▶ Input rows:
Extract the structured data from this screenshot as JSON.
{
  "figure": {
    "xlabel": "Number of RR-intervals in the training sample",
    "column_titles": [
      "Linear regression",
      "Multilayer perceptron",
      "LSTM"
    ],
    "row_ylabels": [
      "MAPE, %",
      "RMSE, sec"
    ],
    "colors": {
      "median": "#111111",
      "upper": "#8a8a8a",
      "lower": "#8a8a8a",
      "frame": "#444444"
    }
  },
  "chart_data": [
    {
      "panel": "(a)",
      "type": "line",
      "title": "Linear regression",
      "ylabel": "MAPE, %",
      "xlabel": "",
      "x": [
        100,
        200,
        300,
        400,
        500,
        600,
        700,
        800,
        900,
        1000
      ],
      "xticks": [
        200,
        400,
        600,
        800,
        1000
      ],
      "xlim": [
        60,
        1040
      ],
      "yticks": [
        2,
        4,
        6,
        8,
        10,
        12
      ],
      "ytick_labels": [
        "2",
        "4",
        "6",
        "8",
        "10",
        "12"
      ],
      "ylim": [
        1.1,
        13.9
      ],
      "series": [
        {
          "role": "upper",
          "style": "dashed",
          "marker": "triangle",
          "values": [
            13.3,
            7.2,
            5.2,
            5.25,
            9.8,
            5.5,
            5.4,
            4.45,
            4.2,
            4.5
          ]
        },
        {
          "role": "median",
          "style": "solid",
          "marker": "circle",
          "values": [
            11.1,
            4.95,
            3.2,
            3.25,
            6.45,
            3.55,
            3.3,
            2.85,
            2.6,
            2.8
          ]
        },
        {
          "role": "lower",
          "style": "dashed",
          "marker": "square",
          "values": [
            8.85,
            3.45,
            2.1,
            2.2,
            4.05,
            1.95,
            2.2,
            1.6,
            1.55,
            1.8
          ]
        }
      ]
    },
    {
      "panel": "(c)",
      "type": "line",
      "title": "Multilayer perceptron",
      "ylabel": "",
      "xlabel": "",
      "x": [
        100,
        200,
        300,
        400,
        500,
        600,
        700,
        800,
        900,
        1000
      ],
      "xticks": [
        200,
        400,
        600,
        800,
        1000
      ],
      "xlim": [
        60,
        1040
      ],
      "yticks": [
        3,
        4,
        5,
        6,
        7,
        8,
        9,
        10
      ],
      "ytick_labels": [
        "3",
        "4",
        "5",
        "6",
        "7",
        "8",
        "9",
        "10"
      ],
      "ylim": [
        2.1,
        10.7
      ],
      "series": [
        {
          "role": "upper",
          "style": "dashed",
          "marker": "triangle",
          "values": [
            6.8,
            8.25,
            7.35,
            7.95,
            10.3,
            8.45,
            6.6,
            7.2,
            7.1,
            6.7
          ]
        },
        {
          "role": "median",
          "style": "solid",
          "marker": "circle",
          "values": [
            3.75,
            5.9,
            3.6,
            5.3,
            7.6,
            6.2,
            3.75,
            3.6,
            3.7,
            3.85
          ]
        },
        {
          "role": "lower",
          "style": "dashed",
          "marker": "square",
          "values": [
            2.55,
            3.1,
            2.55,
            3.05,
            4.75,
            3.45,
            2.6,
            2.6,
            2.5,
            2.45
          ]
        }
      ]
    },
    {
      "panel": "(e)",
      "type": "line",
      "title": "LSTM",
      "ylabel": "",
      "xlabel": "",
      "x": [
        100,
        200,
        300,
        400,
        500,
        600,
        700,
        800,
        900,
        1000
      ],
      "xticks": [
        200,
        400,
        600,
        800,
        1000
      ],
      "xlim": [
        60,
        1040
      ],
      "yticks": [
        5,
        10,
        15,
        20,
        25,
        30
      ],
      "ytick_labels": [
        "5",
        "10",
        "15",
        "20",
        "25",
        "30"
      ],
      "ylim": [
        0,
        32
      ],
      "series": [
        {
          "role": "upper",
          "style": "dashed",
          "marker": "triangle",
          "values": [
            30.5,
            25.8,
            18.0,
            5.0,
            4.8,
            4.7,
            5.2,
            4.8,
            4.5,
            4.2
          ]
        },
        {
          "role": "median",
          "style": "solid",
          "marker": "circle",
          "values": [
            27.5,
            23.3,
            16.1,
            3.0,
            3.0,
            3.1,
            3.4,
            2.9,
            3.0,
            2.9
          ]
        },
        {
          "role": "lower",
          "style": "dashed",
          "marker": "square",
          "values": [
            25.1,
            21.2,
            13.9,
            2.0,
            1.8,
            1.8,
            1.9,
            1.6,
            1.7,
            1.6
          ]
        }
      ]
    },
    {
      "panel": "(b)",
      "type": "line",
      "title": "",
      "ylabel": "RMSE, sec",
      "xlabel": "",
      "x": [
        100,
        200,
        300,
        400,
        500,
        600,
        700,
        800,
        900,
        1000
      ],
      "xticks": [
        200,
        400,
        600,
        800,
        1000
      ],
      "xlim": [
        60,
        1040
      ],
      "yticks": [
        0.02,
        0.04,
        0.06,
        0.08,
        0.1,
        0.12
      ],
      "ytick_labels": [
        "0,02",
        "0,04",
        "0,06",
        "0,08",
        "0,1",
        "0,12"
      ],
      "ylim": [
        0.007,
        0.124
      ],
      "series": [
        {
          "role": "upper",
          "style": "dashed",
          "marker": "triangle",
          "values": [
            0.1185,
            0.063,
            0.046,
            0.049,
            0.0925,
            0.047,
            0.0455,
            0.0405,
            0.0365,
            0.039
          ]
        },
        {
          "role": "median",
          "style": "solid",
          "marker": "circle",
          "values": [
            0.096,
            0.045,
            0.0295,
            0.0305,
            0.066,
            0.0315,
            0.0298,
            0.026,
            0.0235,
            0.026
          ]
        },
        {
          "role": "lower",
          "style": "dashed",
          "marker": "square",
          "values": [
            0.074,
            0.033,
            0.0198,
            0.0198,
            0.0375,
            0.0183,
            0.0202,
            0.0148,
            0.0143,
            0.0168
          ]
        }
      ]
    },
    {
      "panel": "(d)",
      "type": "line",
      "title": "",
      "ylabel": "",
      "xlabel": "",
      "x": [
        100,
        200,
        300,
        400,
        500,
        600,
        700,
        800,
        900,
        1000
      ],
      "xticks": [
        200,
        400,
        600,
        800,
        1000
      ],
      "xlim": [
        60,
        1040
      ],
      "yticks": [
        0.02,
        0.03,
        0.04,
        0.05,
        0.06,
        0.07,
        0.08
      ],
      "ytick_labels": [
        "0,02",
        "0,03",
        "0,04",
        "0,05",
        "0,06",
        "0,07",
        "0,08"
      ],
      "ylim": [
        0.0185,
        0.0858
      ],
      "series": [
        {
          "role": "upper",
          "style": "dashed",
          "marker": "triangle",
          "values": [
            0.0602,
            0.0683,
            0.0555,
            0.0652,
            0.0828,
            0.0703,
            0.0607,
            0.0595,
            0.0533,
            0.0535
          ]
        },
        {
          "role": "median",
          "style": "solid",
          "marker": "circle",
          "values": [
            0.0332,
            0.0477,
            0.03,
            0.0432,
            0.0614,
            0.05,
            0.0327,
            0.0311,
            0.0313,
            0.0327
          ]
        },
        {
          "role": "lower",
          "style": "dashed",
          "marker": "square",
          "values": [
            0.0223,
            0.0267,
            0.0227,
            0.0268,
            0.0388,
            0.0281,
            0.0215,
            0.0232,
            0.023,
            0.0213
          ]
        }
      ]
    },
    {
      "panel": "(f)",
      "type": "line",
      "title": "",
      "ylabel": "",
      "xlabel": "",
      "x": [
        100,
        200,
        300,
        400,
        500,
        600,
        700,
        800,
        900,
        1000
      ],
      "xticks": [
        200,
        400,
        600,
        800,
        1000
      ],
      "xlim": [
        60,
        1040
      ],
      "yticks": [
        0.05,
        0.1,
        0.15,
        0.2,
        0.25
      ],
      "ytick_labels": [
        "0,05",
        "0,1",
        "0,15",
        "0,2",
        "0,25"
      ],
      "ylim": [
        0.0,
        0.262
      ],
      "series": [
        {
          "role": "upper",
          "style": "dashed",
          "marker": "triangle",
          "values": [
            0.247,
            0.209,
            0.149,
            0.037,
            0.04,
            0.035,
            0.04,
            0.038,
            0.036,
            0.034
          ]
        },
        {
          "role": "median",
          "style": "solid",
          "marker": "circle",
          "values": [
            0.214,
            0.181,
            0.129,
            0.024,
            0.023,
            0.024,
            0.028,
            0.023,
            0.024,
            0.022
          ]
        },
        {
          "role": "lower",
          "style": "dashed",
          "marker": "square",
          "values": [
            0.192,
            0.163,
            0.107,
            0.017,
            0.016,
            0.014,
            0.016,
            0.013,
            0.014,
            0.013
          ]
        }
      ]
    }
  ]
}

▶ Task requirements:
Review the material and copy each line in which the word "perceptron" appears.

▶ Complete answer:
      "Multilayer perceptron",
      "title": "Multilayer perceptron",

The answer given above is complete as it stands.